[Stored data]
-=-=-

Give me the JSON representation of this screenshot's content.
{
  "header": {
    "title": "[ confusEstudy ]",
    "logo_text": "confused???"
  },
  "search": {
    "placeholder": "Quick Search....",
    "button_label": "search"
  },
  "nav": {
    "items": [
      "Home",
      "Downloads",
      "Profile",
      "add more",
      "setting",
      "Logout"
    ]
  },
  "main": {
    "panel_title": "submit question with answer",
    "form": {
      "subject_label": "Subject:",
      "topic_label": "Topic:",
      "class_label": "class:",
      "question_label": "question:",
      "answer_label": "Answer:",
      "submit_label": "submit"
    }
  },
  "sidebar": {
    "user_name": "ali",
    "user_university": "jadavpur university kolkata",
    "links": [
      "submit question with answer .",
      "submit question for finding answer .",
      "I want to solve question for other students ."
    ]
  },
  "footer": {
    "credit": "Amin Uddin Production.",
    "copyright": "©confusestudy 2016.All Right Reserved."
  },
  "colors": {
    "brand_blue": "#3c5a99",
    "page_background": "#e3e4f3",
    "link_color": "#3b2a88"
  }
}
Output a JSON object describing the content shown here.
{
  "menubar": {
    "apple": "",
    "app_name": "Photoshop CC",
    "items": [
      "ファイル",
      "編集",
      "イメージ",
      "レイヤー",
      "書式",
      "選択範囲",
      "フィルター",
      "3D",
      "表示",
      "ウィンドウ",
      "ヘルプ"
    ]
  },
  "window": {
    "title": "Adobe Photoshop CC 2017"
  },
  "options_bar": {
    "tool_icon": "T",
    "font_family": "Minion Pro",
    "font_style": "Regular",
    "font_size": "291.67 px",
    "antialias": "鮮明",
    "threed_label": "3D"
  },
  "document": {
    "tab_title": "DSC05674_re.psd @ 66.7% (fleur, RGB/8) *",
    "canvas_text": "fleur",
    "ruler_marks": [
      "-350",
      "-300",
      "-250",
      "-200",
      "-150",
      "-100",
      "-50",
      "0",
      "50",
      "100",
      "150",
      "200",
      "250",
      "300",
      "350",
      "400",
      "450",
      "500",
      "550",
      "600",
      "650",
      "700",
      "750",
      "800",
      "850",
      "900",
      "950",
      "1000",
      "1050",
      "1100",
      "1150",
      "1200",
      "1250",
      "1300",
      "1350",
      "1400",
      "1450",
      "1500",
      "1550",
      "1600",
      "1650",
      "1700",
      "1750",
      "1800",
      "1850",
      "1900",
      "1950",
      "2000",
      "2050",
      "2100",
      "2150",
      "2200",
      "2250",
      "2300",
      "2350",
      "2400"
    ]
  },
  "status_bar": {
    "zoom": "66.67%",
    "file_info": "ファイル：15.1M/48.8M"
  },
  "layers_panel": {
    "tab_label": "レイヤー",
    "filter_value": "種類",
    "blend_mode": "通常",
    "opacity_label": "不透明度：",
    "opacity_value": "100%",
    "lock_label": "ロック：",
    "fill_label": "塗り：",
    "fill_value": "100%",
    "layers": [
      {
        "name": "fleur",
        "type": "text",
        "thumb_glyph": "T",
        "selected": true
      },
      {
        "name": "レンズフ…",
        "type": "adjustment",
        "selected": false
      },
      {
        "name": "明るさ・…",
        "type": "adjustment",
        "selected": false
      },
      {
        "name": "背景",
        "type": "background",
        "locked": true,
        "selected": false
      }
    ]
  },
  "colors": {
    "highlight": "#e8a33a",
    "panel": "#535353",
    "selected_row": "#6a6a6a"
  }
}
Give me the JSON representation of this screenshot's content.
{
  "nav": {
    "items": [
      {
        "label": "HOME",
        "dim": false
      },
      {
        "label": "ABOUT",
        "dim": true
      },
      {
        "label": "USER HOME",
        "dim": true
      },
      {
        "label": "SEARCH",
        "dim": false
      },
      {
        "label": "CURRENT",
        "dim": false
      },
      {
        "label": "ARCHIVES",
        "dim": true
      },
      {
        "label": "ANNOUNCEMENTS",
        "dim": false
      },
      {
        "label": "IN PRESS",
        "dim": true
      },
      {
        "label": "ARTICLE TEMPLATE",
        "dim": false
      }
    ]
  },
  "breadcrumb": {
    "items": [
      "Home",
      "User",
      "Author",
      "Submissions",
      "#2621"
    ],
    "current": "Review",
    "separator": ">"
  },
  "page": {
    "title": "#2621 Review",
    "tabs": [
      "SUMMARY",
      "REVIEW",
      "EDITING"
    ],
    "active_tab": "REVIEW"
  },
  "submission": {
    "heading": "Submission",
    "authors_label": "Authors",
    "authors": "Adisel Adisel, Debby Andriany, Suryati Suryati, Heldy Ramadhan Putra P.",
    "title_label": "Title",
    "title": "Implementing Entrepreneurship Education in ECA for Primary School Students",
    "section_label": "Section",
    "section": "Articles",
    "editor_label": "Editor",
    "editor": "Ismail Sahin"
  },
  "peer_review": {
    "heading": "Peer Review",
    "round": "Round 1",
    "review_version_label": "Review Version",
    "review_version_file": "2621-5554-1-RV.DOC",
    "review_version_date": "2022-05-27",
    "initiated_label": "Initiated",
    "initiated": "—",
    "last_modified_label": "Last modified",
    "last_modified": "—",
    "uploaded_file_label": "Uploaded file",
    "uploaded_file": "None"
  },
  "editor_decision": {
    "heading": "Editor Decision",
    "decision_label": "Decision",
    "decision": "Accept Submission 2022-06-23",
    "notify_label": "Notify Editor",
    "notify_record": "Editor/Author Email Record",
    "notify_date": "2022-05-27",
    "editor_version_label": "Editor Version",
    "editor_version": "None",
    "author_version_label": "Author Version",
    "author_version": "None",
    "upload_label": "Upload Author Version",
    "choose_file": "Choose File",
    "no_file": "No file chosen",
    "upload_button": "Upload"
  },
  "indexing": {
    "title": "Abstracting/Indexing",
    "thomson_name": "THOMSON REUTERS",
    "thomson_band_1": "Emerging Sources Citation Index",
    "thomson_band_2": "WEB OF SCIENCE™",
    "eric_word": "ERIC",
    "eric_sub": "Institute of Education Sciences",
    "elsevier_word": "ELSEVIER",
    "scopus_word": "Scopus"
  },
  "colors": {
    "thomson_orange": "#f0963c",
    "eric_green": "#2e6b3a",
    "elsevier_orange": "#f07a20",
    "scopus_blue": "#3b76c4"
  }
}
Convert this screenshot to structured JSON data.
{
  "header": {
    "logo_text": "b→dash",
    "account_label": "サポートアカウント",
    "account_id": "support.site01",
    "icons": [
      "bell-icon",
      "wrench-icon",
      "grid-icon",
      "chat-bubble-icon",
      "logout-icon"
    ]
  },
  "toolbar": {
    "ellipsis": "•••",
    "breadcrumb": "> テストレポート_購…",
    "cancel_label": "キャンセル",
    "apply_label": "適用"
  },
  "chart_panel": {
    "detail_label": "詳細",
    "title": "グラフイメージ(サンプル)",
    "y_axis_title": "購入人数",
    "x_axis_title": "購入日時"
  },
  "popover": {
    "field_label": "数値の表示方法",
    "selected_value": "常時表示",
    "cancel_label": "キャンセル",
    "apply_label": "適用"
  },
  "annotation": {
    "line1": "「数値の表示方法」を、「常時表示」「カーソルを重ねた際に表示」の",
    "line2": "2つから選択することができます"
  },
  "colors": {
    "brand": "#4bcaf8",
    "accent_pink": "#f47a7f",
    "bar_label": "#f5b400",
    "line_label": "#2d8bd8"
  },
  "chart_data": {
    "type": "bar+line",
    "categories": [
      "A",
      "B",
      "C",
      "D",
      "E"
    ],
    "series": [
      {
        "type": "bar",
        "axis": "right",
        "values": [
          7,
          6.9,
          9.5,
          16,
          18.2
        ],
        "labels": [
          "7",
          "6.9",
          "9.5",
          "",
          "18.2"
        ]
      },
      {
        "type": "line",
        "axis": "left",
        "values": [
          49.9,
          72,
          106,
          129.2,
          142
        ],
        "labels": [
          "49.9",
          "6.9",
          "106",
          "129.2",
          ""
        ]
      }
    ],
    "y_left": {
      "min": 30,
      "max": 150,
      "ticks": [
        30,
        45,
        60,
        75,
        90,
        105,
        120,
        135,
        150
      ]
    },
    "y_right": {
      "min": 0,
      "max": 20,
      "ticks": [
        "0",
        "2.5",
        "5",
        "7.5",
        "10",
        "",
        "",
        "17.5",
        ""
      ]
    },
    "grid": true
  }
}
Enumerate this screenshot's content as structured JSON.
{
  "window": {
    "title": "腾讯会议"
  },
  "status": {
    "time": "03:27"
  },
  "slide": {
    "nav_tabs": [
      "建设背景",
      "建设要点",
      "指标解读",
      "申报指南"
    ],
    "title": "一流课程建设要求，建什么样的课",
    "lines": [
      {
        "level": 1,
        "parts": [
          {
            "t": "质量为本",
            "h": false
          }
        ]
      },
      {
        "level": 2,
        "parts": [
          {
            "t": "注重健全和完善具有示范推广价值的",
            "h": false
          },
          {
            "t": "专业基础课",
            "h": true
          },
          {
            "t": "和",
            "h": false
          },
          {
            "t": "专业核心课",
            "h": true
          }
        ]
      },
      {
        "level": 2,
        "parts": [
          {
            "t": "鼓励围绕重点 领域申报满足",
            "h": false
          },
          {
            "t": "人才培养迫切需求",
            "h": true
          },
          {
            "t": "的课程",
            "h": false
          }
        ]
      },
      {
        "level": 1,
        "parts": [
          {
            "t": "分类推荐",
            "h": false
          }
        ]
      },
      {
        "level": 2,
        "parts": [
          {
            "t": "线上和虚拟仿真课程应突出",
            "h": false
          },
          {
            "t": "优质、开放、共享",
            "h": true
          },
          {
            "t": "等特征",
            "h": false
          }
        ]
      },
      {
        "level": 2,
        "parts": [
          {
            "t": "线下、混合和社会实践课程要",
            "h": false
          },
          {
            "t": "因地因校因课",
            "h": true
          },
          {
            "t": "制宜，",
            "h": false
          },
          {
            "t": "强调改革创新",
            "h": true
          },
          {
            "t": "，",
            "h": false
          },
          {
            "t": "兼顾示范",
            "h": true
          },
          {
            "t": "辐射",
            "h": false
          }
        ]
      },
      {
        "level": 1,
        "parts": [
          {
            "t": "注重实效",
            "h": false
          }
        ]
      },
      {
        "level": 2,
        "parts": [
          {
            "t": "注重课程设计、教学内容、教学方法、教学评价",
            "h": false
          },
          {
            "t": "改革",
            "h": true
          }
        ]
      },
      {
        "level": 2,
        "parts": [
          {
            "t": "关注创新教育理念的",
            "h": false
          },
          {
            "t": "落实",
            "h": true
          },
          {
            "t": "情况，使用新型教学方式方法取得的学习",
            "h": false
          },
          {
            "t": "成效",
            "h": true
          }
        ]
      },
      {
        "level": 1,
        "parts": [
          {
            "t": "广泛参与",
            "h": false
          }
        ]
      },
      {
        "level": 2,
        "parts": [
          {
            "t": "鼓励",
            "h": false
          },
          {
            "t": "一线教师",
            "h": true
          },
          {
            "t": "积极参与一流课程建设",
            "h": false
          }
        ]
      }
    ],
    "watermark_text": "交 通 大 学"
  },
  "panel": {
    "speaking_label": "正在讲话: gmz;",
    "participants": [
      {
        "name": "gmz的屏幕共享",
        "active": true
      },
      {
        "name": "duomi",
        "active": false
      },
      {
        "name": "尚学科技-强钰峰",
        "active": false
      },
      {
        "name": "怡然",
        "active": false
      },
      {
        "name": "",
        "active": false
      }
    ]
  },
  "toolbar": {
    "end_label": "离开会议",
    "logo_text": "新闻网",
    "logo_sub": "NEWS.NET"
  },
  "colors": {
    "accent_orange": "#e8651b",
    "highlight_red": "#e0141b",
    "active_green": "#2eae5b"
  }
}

-=-=-

Goal> Above are the records. Copy every line in them holding "数値の表示方法".

Solution to the problem>
    "field_label": "数値の表示方法",
    "line1": "「数値の表示方法」を、「常時表示」「カーソルを重ねた際に表示」の",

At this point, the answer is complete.